▶ **PROBLEM TO WORK ON**: Find how many lines in the listing below include the word "JSON". Give that number only.

*** Begin section ***

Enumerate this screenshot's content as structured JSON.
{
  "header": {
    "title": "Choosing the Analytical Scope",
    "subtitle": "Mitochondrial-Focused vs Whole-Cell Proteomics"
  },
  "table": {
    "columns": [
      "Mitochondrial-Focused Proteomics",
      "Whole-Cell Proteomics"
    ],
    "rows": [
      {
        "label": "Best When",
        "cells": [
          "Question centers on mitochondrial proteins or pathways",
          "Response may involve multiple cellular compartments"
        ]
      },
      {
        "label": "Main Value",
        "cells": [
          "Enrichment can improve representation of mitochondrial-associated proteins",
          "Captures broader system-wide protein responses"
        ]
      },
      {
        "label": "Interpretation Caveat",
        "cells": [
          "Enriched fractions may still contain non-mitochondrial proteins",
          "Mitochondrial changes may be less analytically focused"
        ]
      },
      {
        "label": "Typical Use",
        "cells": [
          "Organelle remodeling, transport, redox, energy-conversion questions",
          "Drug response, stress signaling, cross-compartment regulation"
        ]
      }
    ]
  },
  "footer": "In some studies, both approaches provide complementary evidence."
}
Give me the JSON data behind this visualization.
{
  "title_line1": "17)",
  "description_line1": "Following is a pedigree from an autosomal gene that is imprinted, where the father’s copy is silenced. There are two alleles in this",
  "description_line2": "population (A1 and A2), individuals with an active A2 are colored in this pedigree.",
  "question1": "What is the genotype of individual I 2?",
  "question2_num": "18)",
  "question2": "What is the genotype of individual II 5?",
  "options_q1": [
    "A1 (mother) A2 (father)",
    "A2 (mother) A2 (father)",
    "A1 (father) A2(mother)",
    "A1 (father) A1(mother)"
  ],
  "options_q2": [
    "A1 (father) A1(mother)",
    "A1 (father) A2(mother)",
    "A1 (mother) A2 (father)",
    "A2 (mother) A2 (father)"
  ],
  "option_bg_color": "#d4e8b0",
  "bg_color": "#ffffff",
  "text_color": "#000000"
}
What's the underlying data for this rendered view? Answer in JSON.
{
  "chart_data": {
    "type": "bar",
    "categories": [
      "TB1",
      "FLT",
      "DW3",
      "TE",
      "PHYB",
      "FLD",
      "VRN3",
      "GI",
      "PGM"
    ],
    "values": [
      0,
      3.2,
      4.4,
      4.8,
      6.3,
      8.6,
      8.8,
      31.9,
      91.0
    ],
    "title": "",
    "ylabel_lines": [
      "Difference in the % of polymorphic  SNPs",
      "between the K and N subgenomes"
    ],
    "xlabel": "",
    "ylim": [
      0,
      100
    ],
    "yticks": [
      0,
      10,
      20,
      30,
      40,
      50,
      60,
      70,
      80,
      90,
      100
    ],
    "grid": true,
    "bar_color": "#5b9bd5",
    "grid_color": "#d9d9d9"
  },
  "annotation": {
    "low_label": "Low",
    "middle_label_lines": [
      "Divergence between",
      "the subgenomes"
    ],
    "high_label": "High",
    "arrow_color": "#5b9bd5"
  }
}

*** End section ***

▶ **RESULT BELOW**: 3